▶ [Exercise inputs]
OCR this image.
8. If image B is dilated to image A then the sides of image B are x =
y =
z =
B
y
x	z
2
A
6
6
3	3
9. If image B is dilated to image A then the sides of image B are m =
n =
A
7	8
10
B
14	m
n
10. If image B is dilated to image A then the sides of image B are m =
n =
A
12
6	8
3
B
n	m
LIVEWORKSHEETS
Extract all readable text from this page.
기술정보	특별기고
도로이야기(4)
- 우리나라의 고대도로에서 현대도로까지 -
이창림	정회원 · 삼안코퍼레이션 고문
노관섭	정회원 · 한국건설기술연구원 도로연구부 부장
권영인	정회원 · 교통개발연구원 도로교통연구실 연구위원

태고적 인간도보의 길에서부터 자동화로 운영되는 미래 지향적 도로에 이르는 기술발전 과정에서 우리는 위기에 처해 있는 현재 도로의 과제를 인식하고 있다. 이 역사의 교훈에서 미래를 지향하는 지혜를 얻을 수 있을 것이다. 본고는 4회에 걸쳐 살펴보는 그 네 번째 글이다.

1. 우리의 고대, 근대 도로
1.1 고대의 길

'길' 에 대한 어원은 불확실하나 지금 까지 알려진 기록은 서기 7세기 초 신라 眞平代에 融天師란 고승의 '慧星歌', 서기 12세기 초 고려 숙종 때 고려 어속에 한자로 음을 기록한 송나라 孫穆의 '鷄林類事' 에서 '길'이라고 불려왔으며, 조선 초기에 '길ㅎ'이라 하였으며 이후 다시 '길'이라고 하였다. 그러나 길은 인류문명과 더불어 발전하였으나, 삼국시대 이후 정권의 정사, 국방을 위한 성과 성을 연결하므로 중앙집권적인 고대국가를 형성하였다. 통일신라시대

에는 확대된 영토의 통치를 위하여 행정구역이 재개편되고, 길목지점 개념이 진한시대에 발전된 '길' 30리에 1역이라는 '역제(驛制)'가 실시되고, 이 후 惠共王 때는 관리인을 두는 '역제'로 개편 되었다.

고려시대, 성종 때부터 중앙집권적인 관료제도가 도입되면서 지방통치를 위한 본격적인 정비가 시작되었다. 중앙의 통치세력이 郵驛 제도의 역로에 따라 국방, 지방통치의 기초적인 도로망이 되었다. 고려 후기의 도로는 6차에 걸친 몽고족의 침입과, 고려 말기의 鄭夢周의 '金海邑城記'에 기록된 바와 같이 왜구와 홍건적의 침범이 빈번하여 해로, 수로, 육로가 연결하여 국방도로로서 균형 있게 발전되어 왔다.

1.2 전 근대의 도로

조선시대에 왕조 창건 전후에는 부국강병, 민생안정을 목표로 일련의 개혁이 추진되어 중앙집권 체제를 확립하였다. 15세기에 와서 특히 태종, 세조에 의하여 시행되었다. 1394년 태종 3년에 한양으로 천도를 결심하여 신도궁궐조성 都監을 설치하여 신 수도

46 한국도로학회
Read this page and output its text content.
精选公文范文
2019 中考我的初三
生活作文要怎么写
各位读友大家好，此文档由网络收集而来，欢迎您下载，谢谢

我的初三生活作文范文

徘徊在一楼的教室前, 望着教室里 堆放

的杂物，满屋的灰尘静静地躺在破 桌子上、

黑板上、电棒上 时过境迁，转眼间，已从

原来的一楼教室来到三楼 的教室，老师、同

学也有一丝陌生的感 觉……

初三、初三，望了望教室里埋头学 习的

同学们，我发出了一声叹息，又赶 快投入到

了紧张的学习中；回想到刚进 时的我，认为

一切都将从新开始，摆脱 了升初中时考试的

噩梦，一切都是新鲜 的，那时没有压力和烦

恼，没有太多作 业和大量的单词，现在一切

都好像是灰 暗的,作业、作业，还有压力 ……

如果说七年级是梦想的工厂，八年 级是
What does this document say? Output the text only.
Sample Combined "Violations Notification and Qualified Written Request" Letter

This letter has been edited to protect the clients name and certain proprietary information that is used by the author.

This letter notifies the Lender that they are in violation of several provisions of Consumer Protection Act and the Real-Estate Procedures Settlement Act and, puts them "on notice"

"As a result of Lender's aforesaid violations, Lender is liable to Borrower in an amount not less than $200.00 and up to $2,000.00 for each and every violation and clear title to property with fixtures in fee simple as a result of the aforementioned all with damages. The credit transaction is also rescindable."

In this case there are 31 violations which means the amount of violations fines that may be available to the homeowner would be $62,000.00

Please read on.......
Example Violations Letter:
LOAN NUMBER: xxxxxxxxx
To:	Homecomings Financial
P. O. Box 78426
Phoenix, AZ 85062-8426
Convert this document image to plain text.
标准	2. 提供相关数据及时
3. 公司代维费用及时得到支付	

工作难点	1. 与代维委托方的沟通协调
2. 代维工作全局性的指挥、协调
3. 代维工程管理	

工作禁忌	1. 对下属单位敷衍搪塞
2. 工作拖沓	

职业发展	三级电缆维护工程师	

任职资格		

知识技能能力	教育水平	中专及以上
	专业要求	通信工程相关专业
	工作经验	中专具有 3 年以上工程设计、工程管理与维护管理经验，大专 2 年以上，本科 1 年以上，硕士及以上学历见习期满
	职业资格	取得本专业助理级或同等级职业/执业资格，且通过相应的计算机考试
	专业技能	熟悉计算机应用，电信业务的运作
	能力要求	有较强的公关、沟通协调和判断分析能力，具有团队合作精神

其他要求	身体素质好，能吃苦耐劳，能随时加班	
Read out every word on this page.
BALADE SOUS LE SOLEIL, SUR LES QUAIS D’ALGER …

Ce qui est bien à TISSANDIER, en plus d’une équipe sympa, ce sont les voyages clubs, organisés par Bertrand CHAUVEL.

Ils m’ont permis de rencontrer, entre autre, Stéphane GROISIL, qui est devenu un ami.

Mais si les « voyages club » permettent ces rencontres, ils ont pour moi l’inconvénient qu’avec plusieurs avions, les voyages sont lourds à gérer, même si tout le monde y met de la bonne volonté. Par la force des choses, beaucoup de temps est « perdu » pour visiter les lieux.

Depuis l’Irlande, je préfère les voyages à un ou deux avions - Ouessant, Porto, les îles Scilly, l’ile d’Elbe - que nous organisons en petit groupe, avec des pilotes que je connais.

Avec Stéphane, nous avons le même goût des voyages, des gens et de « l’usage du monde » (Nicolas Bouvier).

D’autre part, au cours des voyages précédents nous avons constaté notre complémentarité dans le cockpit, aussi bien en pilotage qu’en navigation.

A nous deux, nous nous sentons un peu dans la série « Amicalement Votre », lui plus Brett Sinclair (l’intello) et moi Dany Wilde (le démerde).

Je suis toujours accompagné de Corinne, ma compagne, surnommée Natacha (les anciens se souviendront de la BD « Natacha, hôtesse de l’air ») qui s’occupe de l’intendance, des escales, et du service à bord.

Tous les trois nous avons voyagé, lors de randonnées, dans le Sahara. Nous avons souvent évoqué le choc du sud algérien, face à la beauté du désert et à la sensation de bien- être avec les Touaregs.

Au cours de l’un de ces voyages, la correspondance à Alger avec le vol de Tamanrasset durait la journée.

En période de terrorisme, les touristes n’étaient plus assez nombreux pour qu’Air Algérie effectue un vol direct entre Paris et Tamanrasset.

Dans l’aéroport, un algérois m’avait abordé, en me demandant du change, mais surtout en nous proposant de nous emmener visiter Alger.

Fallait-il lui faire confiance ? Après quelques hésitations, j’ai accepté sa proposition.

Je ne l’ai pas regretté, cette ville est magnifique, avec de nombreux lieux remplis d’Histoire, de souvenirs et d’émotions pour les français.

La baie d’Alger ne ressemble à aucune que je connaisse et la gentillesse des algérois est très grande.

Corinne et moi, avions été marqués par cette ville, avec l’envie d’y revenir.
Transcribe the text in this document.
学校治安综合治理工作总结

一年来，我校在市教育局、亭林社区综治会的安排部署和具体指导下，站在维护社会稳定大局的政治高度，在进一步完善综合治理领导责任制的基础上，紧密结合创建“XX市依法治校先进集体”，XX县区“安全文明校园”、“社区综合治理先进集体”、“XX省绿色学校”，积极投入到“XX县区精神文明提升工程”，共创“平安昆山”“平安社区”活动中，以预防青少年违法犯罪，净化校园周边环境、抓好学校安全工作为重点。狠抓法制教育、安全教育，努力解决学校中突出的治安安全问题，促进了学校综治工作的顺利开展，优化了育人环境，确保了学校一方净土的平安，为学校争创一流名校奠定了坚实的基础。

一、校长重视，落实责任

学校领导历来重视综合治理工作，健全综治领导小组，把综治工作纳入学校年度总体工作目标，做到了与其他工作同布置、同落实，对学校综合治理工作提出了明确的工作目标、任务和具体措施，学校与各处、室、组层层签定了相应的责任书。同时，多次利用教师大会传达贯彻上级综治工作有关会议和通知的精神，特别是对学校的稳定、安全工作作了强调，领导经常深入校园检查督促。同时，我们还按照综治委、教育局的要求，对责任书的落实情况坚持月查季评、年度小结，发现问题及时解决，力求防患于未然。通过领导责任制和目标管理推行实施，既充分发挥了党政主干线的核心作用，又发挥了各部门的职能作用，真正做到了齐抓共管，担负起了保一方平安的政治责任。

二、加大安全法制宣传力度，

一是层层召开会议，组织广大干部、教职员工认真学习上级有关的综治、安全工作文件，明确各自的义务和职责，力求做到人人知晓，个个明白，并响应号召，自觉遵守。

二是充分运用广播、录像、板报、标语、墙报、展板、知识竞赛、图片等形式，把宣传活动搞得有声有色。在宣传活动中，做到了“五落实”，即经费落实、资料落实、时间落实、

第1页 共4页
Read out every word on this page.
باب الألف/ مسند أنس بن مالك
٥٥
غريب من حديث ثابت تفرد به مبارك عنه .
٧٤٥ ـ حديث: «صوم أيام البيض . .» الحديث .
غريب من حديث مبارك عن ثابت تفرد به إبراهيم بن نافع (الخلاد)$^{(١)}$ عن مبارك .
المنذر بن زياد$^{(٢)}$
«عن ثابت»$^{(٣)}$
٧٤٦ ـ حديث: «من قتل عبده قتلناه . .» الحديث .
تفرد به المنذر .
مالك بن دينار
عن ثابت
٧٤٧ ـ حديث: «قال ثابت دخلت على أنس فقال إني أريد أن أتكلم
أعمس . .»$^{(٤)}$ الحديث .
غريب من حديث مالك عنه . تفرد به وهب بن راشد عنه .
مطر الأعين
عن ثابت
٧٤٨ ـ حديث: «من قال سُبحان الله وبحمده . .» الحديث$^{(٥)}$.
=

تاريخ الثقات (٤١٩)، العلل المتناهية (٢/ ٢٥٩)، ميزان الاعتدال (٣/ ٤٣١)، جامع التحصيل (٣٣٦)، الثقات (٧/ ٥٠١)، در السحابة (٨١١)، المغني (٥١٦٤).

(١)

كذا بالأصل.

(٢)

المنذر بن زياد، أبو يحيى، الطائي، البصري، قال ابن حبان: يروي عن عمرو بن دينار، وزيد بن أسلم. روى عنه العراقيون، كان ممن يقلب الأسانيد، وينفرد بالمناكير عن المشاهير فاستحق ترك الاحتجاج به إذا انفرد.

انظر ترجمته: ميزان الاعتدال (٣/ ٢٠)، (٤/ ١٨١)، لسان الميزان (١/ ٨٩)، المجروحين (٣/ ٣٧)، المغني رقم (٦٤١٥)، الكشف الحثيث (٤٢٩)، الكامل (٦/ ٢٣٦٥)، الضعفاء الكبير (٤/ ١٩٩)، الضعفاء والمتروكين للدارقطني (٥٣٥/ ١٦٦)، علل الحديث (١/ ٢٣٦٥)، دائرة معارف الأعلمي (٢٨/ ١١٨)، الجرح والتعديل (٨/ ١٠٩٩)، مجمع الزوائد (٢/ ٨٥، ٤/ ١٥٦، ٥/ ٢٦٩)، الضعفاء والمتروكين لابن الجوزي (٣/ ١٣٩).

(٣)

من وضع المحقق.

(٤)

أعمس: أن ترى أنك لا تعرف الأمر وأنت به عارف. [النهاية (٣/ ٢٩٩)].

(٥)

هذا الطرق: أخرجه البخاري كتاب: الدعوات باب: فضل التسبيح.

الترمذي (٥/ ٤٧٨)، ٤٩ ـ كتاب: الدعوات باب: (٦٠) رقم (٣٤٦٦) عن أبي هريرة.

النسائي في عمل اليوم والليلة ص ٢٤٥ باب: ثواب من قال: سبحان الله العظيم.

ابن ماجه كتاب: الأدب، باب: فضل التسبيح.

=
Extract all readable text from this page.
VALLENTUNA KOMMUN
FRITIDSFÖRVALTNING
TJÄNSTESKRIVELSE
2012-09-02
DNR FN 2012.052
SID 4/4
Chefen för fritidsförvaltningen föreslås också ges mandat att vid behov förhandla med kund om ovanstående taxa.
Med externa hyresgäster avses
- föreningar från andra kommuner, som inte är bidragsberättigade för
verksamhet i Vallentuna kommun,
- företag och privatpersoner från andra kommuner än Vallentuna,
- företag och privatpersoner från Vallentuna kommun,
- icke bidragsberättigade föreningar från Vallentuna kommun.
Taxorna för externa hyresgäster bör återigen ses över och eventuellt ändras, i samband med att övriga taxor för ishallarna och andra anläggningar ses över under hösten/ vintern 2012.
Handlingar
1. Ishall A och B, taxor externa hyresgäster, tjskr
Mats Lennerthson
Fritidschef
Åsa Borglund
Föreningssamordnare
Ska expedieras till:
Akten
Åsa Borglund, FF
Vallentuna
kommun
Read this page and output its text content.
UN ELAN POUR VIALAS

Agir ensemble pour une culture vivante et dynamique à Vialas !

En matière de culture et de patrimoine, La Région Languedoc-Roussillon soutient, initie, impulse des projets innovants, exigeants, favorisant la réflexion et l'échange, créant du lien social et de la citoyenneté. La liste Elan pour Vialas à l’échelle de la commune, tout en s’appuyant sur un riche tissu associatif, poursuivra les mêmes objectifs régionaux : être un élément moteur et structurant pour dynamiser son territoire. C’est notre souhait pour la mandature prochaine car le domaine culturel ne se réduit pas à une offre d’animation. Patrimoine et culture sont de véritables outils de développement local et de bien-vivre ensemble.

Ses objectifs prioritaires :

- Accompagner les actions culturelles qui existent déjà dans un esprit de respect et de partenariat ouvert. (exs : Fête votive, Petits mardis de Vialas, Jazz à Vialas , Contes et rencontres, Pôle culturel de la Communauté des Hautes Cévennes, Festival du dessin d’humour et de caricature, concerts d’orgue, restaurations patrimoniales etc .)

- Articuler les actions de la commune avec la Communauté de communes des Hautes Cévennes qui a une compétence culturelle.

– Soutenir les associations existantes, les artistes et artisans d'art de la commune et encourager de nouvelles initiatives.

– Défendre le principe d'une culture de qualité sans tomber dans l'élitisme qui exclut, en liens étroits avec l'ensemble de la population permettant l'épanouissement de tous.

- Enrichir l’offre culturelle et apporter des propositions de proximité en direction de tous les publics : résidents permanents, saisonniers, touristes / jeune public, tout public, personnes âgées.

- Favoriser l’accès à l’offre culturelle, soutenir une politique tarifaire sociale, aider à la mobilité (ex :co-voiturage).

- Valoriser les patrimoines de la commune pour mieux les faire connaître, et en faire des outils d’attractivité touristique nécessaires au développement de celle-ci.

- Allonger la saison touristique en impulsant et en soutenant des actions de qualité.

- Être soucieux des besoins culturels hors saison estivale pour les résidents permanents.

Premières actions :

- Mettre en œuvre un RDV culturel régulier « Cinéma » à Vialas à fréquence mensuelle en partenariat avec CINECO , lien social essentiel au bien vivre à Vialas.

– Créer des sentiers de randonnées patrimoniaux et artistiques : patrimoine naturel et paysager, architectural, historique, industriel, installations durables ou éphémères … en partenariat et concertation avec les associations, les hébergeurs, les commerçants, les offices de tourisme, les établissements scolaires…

▶ [Instructions for the task]
Collect the lines of the data that carry the word "kommuner".

▶ [Result for this task]
- föreningar från andra kommuner, som inte är bidragsberättigade för
- företag och privatpersoner från andra kommuner än Vallentuna,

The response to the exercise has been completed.